> _EXTRACT_:
* Start *

I also recommend opening the notebook from your `/data188/hw0/` directory (rather than the copy you made via "Save a copy in Drive") to keep things organized.

**Acknowledgement**: this assignment is based on HW0 of CMU's ["Deep Learning Systems"](https://dlsyscourse.org/) course (10-414/714, Fall 2025). Thanks to: Prof. Zico Kolter, Prof. Tianqi Chen, Prof. Tim Dettmers.

In [None]:
# Run this cell each time your kernel is disconnected or restarted
# Tip: it's always safe to re-run this, this will never delete data

import os
import sys

# basedir_course: All colab material for this course will live here.
#   Feel free to modify this if you'd like.
basedir_course = "/content/drive/MyDrive/data188"
# asn_name: name of assignment, eg hw0. This must match github repo name.
asn_name = "hw0"
rootdir_asn = os.path.join(basedir_course, asn_name)

# Fetch code to set up the assignment, then set the correct working directory
# (eg for python imports to work)
from google.colab import drive
drive.mount('/content/drive')

os.makedirs(basedir_course, exist_ok=True)
os.chdir(basedir_course)
os.system(f"git clone https://github.com/data188sp26/{asn_name}.git")
os.chdir(rootdir_asn)

# install required libraries
!pip3 install numdifftools

# Validate that our current working directory is correct.
# This should output:
#   /content/drive/MyDrive/data188/hw0/
print("Current working directory: ", os.getcwd())
# Another check: let's double check that the files in hw0/ are in the current directory.

* End *

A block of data
* Start *

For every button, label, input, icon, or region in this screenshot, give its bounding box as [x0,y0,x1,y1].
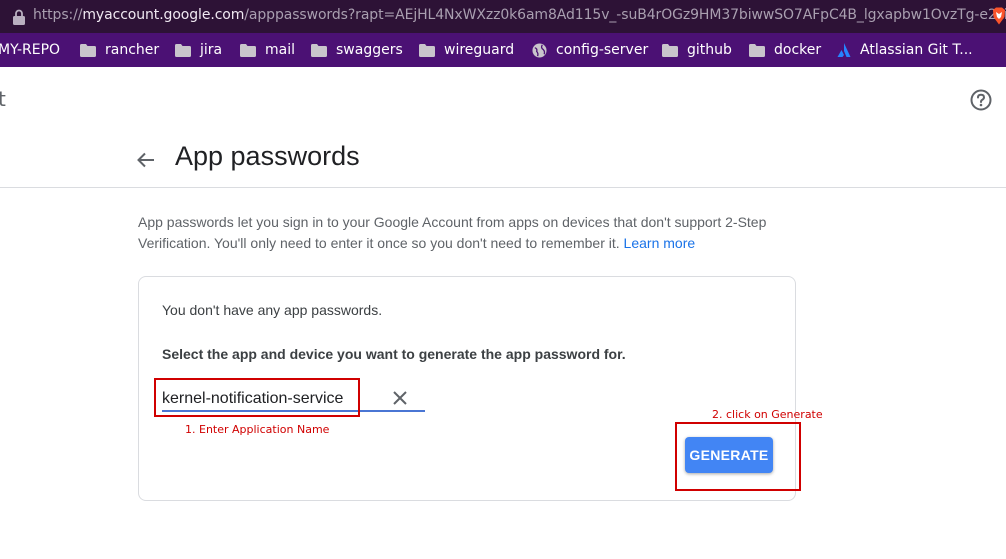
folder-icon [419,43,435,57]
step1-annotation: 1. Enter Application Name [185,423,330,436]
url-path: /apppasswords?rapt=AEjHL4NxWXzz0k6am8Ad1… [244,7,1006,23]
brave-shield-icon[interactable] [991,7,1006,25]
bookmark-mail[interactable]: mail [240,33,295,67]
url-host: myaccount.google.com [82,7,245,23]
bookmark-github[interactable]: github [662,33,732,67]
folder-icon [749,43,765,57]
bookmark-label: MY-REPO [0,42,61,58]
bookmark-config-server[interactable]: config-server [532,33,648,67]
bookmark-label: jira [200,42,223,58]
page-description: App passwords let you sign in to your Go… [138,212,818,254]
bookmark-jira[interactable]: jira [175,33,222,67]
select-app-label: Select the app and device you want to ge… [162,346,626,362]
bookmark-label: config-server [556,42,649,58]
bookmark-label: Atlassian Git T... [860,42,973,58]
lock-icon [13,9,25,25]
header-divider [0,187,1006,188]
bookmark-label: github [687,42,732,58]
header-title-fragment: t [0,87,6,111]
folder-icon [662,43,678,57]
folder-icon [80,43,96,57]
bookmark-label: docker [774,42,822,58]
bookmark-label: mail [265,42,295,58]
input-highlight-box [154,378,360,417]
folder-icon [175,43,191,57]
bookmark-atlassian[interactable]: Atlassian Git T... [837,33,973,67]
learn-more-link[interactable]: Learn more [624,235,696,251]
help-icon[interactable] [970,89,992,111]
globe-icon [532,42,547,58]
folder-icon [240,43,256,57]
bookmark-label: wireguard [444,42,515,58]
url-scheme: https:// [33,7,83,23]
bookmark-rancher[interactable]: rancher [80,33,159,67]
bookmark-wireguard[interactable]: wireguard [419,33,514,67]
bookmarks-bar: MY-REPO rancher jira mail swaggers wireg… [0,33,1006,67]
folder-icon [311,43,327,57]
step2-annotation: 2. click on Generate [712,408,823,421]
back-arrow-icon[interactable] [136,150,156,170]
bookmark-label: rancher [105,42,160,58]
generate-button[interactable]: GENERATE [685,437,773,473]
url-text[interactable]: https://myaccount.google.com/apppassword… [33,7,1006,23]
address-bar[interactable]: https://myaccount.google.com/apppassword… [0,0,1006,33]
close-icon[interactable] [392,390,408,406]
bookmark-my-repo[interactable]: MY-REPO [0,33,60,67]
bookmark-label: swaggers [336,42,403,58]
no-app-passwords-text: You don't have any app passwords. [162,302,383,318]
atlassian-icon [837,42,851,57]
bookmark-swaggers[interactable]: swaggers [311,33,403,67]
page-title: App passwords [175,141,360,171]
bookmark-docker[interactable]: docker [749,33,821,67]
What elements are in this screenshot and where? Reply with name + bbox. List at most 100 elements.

* End *
* Start *

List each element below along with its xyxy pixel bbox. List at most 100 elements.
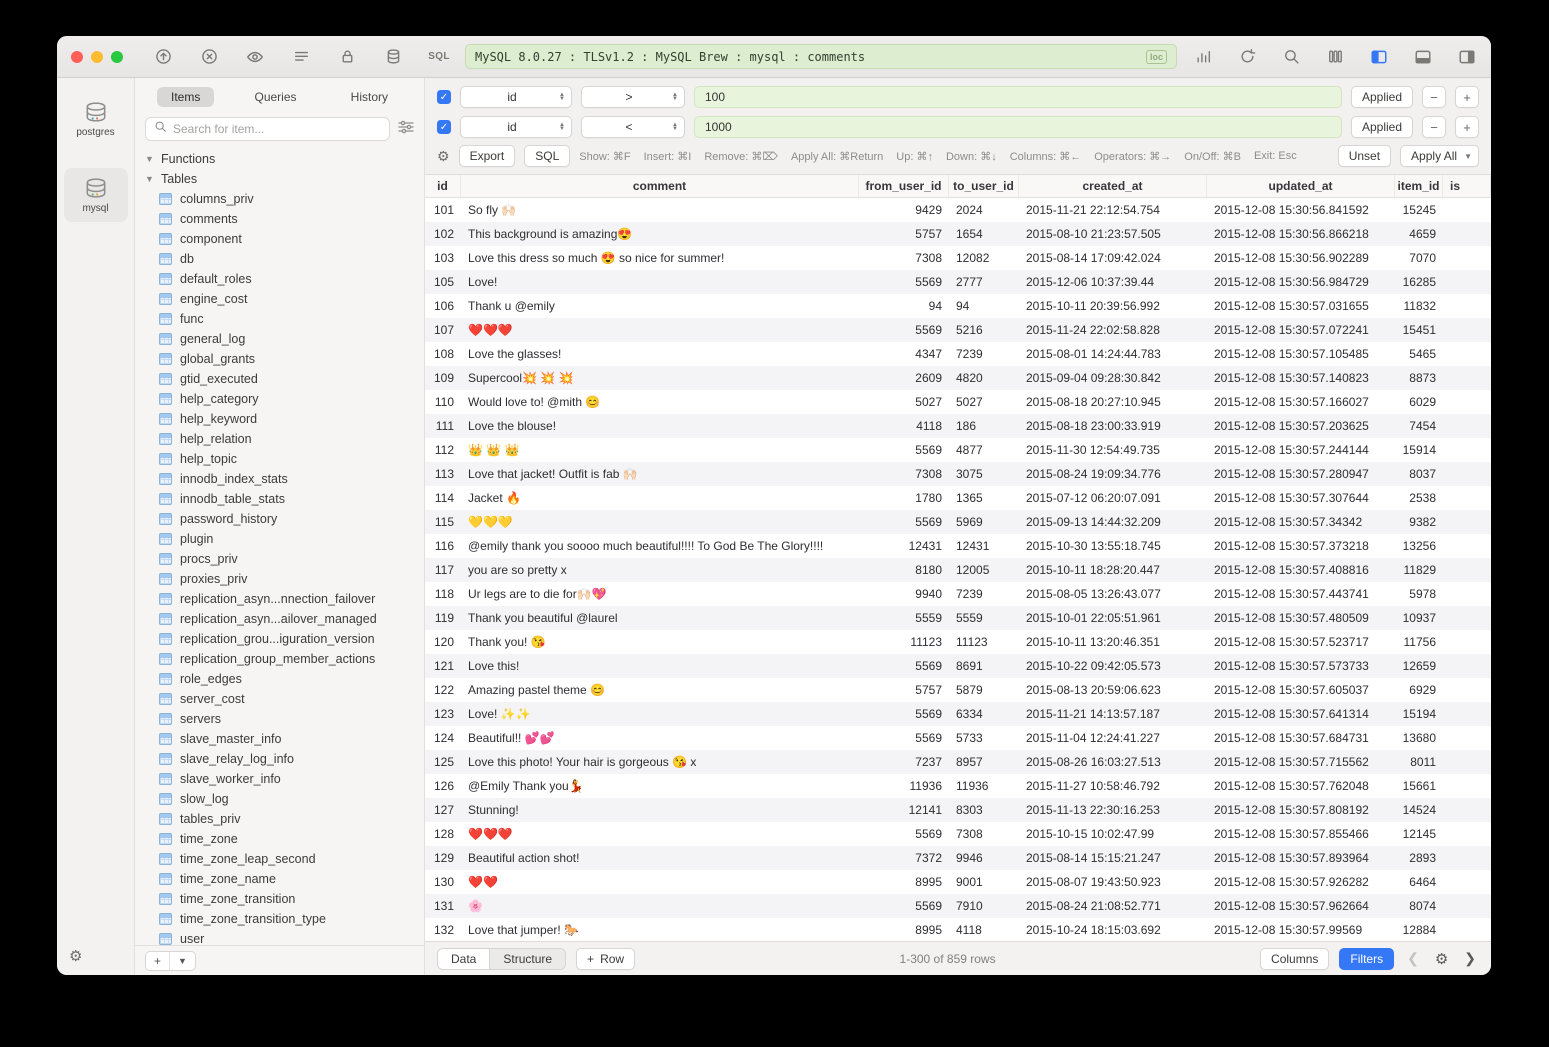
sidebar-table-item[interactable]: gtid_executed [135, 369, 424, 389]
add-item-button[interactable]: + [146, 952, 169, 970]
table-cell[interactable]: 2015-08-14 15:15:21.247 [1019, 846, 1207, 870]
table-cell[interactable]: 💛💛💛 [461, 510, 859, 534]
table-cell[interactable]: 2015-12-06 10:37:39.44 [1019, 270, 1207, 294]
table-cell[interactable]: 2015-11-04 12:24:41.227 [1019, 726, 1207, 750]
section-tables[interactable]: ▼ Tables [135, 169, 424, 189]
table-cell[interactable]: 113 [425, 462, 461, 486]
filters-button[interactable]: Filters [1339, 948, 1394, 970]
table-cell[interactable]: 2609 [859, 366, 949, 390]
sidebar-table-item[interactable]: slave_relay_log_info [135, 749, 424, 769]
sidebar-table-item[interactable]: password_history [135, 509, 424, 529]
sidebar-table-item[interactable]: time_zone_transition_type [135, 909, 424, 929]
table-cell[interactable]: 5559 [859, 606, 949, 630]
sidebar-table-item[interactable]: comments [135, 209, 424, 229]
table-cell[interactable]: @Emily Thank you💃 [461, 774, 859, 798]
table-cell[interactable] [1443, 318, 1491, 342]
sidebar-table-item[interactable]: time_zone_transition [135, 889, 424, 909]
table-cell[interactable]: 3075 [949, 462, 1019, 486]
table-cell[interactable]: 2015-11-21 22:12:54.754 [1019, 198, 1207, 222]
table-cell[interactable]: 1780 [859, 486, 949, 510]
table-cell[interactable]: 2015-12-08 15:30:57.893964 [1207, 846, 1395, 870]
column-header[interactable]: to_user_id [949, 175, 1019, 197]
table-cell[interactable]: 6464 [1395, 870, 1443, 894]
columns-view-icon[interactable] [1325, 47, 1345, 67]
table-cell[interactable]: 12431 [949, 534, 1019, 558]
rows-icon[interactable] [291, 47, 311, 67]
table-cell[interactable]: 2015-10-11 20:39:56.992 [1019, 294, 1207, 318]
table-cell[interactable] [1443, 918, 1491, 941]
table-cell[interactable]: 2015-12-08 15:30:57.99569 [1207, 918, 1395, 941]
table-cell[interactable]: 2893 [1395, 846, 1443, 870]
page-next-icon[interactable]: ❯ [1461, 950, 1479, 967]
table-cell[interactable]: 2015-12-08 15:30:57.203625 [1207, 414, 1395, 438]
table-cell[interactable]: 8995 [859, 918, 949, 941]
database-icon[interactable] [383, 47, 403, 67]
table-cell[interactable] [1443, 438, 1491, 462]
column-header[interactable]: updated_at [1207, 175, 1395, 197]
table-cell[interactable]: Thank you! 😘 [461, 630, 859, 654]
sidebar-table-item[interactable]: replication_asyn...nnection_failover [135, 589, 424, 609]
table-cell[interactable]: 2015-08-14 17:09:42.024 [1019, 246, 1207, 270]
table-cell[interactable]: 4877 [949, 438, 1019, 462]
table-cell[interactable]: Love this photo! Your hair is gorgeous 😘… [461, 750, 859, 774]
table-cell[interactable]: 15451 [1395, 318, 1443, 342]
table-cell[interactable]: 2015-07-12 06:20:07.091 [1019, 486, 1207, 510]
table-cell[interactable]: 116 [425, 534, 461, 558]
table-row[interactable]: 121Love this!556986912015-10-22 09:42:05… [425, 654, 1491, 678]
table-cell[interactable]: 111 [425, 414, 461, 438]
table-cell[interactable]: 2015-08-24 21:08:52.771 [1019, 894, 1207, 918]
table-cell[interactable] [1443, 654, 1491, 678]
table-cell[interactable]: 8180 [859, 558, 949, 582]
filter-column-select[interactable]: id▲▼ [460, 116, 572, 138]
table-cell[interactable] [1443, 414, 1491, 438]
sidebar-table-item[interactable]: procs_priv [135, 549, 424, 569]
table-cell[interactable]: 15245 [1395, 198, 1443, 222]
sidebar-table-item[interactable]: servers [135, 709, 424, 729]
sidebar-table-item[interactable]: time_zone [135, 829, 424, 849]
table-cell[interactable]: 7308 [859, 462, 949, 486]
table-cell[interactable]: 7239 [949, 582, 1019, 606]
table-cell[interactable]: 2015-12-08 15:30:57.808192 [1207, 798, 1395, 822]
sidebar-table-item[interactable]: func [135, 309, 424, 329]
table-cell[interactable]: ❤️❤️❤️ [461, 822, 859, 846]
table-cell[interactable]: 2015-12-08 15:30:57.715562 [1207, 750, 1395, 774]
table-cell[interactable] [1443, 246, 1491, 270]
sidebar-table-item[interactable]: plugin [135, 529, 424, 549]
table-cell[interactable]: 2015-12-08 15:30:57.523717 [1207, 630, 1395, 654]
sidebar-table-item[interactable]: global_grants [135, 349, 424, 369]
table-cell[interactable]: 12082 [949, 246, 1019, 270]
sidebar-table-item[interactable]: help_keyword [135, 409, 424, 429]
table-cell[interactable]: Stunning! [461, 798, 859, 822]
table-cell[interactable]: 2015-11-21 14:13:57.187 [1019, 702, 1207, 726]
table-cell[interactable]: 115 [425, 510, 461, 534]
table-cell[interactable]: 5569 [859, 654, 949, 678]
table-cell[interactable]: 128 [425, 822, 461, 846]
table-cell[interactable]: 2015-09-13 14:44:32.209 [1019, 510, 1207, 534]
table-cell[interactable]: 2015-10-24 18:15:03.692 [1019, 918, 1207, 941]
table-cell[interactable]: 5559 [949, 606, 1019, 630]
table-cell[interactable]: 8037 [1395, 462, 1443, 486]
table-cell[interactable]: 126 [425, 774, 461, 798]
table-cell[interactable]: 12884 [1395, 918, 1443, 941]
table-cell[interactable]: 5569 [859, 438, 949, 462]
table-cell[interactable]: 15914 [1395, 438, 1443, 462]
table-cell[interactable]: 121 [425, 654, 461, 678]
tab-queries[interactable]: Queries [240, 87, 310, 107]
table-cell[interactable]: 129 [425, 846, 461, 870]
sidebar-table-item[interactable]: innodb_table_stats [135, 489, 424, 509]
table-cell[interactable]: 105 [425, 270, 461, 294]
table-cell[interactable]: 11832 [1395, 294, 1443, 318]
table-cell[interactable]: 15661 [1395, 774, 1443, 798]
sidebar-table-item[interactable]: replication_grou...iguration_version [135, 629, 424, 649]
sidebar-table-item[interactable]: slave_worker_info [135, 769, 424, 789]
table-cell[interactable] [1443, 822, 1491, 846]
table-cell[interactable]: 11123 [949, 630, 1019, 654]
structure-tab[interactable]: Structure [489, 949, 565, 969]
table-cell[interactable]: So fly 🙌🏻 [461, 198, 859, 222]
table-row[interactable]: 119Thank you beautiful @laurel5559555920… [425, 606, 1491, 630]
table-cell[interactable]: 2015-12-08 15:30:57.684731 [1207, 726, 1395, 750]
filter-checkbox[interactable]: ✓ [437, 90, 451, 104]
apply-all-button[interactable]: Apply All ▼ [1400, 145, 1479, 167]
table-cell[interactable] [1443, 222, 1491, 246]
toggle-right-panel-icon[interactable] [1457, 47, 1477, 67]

* End *
* Start *

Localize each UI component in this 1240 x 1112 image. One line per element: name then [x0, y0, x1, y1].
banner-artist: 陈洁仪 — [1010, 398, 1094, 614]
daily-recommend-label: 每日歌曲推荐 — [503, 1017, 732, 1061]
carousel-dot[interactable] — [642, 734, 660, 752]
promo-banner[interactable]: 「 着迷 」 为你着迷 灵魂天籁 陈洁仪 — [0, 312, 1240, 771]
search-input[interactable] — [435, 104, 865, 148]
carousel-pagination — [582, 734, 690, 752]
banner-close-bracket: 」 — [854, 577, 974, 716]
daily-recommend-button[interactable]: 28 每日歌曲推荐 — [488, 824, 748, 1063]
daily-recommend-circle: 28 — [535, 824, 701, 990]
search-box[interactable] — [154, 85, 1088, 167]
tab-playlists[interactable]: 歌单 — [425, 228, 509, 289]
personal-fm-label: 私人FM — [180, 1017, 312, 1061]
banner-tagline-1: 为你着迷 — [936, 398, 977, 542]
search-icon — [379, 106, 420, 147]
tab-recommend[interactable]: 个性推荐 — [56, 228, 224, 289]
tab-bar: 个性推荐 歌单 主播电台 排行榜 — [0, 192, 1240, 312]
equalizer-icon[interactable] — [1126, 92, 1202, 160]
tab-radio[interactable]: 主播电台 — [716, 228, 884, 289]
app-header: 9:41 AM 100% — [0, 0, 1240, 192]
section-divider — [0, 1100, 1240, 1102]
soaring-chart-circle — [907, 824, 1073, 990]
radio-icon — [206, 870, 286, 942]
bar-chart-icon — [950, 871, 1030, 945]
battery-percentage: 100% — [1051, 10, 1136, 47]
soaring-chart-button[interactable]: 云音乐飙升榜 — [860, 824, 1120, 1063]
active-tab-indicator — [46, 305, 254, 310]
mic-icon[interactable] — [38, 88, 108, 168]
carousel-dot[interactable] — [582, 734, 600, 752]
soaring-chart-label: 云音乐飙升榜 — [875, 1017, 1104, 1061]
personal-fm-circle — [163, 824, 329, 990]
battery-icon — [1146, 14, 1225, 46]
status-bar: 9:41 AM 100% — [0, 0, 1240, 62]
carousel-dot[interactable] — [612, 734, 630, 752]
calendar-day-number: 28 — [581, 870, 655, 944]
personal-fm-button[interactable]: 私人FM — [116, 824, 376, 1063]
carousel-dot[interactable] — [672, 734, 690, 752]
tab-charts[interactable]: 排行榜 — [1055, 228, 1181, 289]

* End *

> _GIVEN INSTRUCTION_: Extend the hw0 Colab setup excerpt, picking up right after its final line.

> _SOLVED PROBLEM_:
# This should output something like:
#   ['.git', 'LICENSE', 'apps', 'data', 'hw0.ipynb', 'tests', '.pytest_cache']
print("ls cwd: ", os.listdir(os.getcwd()))

print("Setup done!")

## Question 1: A basic `add` function, and testing/autograding basics

To illustrate the workflow of these assignments and the autograding system, we'll use a simple example of implementing an `add` function.  Note that the commands run above will create the following structure in your `data188/hw0` directory

    data/
        train-images-idx3-ubyte.gz
        train-labels-idx1-ubyte.gz
        t10k-images-idx3-ubyte.gz
        t10k-labels-idx1-ubyte.gz
    apps/
        simple_ml_hw0.py
    tests/
        hw0/
            test_simple_ml_hw0.py
    
The `data/` directory contains the data needed for this assignment (a copy of the MNIST data set); the `apps/` directory contains the source files where you will write your implementations; the `tests/` directory contains tests that will evaluate (locally) your solution.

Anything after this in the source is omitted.